Data excerpts

* * * * * * * * *

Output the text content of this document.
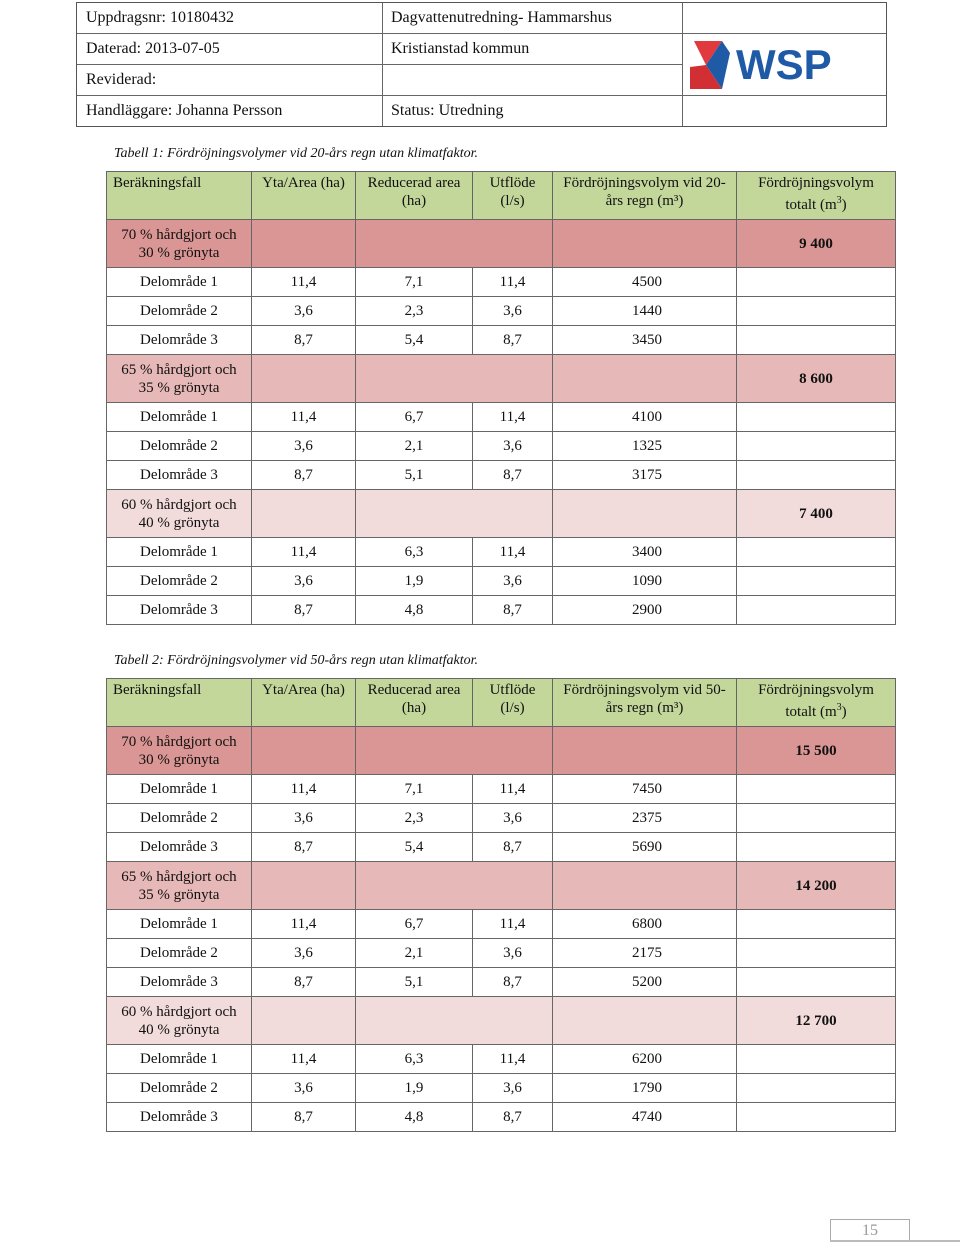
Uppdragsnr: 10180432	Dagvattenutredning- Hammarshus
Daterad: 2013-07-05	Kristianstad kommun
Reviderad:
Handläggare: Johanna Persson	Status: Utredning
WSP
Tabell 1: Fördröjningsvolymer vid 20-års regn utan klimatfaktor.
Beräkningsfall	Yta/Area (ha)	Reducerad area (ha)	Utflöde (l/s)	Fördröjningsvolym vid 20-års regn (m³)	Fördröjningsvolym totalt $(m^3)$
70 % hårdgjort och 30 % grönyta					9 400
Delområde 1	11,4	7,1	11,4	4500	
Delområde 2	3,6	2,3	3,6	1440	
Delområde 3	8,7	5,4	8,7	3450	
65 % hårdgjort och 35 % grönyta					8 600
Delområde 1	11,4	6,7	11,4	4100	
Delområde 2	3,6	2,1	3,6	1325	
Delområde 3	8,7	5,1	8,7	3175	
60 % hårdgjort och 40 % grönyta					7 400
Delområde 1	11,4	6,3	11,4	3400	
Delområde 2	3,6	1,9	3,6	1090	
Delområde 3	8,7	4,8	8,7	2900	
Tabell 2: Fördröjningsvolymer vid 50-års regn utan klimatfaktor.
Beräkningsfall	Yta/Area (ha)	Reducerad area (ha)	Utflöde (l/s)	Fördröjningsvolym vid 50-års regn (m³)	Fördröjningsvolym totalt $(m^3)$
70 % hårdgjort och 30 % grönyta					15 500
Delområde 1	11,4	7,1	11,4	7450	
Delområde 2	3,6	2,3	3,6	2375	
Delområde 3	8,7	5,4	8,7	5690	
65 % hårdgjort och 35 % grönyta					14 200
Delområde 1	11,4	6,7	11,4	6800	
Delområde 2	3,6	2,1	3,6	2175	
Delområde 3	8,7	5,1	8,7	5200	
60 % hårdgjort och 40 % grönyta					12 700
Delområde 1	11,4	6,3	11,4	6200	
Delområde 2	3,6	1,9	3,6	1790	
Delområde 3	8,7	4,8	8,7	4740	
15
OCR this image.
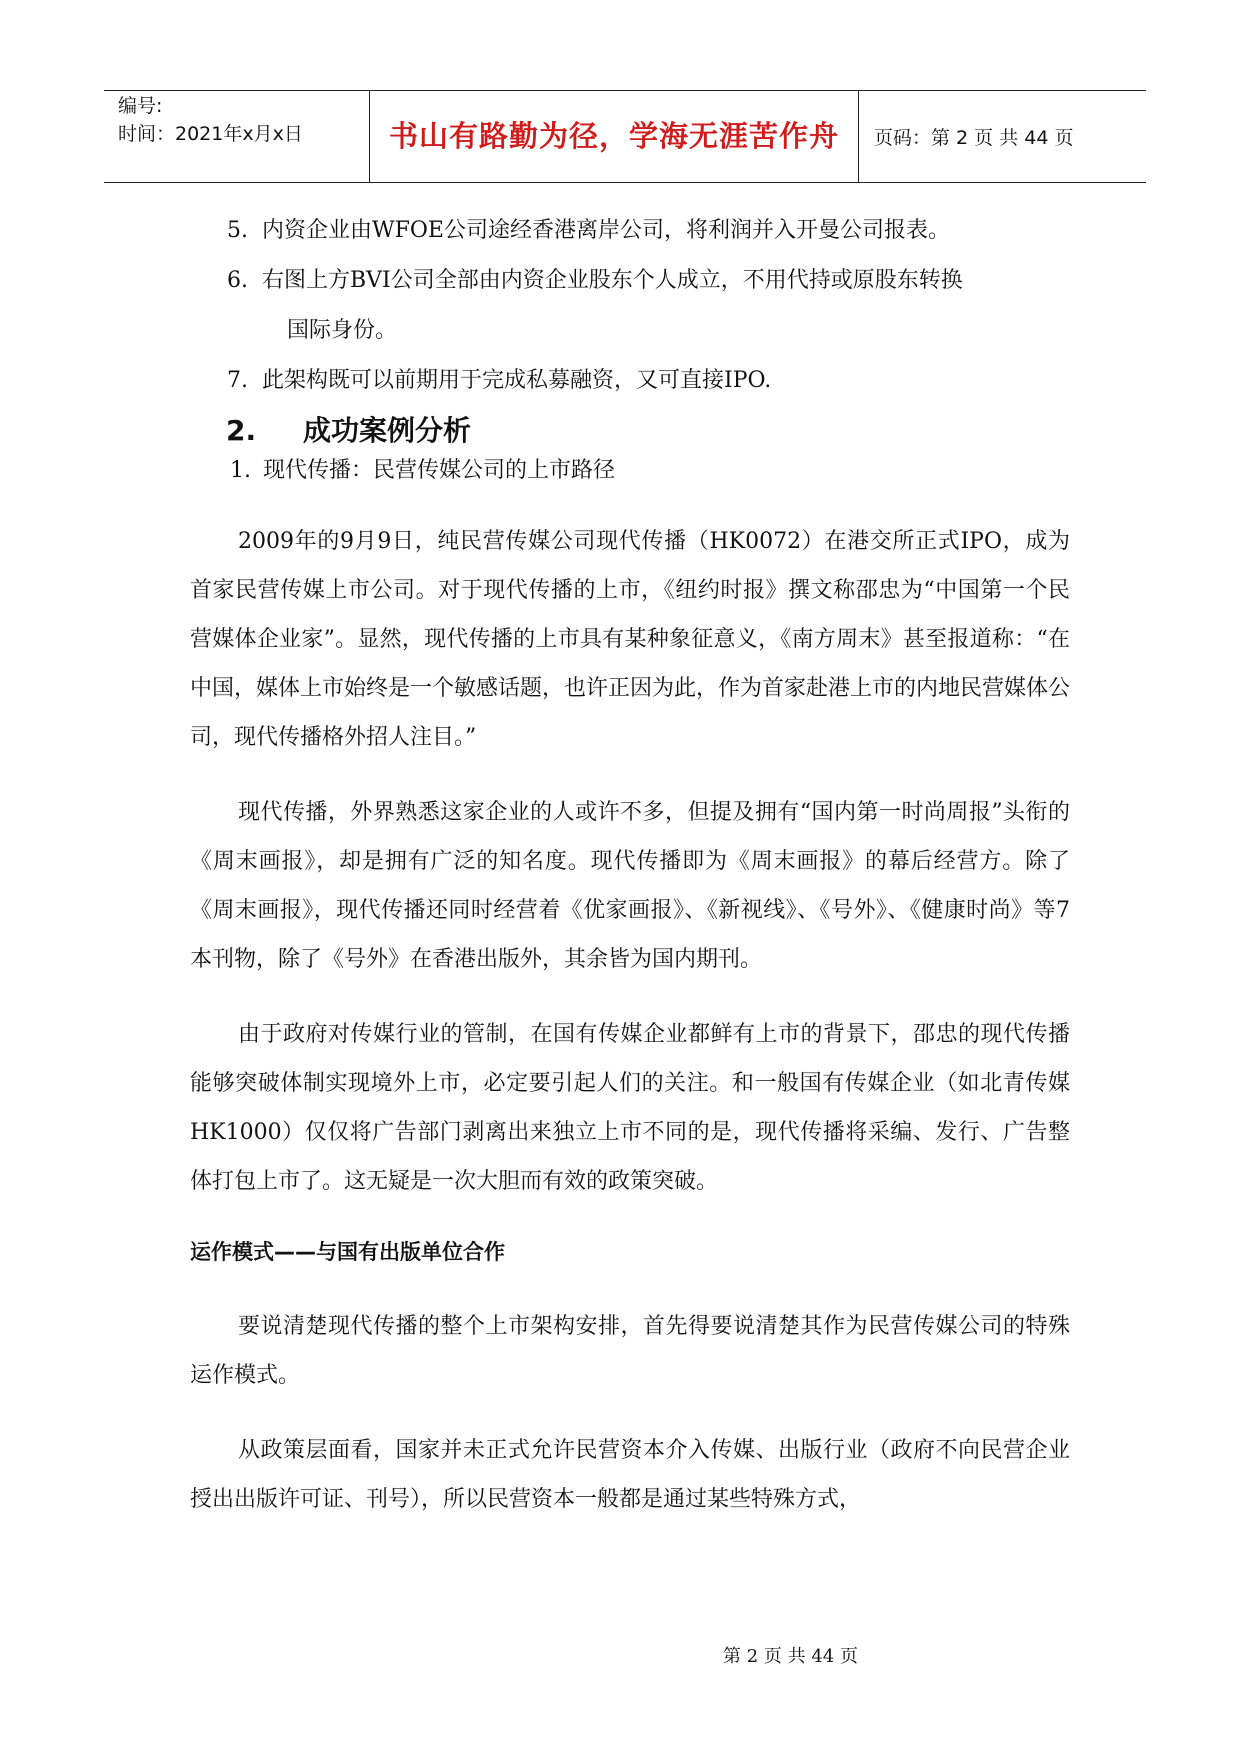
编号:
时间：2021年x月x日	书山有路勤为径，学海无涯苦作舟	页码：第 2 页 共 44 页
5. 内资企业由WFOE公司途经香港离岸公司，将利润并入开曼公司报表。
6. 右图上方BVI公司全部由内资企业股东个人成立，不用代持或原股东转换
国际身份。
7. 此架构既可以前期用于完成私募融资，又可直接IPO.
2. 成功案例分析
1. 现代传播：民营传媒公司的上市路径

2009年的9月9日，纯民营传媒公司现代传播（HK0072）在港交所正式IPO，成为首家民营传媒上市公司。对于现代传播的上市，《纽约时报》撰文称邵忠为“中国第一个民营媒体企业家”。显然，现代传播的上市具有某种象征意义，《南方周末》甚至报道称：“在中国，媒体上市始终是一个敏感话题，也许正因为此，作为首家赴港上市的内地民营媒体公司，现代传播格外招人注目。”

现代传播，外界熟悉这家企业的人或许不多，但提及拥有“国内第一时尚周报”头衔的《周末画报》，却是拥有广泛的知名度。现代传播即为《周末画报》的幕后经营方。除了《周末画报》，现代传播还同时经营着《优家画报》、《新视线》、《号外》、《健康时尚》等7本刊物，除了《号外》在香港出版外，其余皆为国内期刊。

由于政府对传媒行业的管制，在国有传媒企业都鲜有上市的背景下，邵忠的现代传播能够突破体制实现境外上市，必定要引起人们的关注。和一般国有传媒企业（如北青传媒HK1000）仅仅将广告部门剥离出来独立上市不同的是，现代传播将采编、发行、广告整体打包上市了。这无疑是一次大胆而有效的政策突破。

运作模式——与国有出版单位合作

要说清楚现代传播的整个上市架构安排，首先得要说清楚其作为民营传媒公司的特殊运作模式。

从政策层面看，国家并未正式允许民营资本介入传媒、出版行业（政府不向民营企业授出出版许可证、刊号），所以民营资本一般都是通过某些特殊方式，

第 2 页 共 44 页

* * * * * * * * *

### Work to do
Reproduce the data word for word, excluding its pictures.

### Written response
Output the text content of this document.
Uppdragsnr: 10180432	Dagvattenutredning- Hammarshus
Daterad: 2013-07-05	Kristianstad kommun
Reviderad:
Handläggare: Johanna Persson	Status: Utredning
WSP
Tabell 1: Fördröjningsvolymer vid 20-års regn utan klimatfaktor.
Beräkningsfall	Yta/Area (ha)	Reducerad area (ha)	Utflöde (l/s)	Fördröjningsvolym vid 20-års regn (m³)	Fördröjningsvolym totalt $(m^3)$
70 % hårdgjort och 30 % grönyta					9 400
Delområde 1	11,4	7,1	11,4	4500	
Delområde 2	3,6	2,3	3,6	1440	
Delområde 3	8,7	5,4	8,7	3450	
65 % hårdgjort och 35 % grönyta					8 600
Delområde 1	11,4	6,7	11,4	4100	
Delområde 2	3,6	2,1	3,6	1325	
Delområde 3	8,7	5,1	8,7	3175	
60 % hårdgjort och 40 % grönyta					7 400
Delområde 1	11,4	6,3	11,4	3400	
Delområde 2	3,6	1,9	3,6	1090	
Delområde 3	8,7	4,8	8,7	2900	
Tabell 2: Fördröjningsvolymer vid 50-års regn utan klimatfaktor.
Beräkningsfall	Yta/Area (ha)	Reducerad area (ha)	Utflöde (l/s)	Fördröjningsvolym vid 50-års regn (m³)	Fördröjningsvolym totalt $(m^3)$
70 % hårdgjort och 30 % grönyta					15 500
Delområde 1	11,4	7,1	11,4	7450	
Delområde 2	3,6	2,3	3,6	2375	
Delområde 3	8,7	5,4	8,7	5690	
65 % hårdgjort och 35 % grönyta					14 200
Delområde 1	11,4	6,7	11,4	6800	
Delområde 2	3,6	2,1	3,6	2175	
Delområde 3	8,7	5,1	8,7	5200	
60 % hårdgjort och 40 % grönyta					12 700
Delområde 1	11,4	6,3	11,4	6200	
Delområde 2	3,6	1,9	3,6	1790	
Delområde 3	8,7	4,8	8,7	4740	
15
OCR this image.
编号:
时间：2021年x月x日	书山有路勤为径，学海无涯苦作舟	页码：第 2 页 共 44 页
5. 内资企业由WFOE公司途经香港离岸公司，将利润并入开曼公司报表。
6. 右图上方BVI公司全部由内资企业股东个人成立，不用代持或原股东转换
国际身份。
7. 此架构既可以前期用于完成私募融资，又可直接IPO.
2. 成功案例分析
1. 现代传播：民营传媒公司的上市路径

2009年的9月9日，纯民营传媒公司现代传播（HK0072）在港交所正式IPO，成为首家民营传媒上市公司。对于现代传播的上市，《纽约时报》撰文称邵忠为“中国第一个民营媒体企业家”。显然，现代传播的上市具有某种象征意义，《南方周末》甚至报道称：“在中国，媒体上市始终是一个敏感话题，也许正因为此，作为首家赴港上市的内地民营媒体公司，现代传播格外招人注目。”

现代传播，外界熟悉这家企业的人或许不多，但提及拥有“国内第一时尚周报”头衔的《周末画报》，却是拥有广泛的知名度。现代传播即为《周末画报》的幕后经营方。除了《周末画报》，现代传播还同时经营着《优家画报》、《新视线》、《号外》、《健康时尚》等7本刊物，除了《号外》在香港出版外，其余皆为国内期刊。

由于政府对传媒行业的管制，在国有传媒企业都鲜有上市的背景下，邵忠的现代传播能够突破体制实现境外上市，必定要引起人们的关注。和一般国有传媒企业（如北青传媒HK1000）仅仅将广告部门剥离出来独立上市不同的是，现代传播将采编、发行、广告整体打包上市了。这无疑是一次大胆而有效的政策突破。

运作模式——与国有出版单位合作

要说清楚现代传播的整个上市架构安排，首先得要说清楚其作为民营传媒公司的特殊运作模式。

从政策层面看，国家并未正式允许民营资本介入传媒、出版行业（政府不向民营企业授出出版许可证、刊号），所以民营资本一般都是通过某些特殊方式，

第 2 页 共 44 页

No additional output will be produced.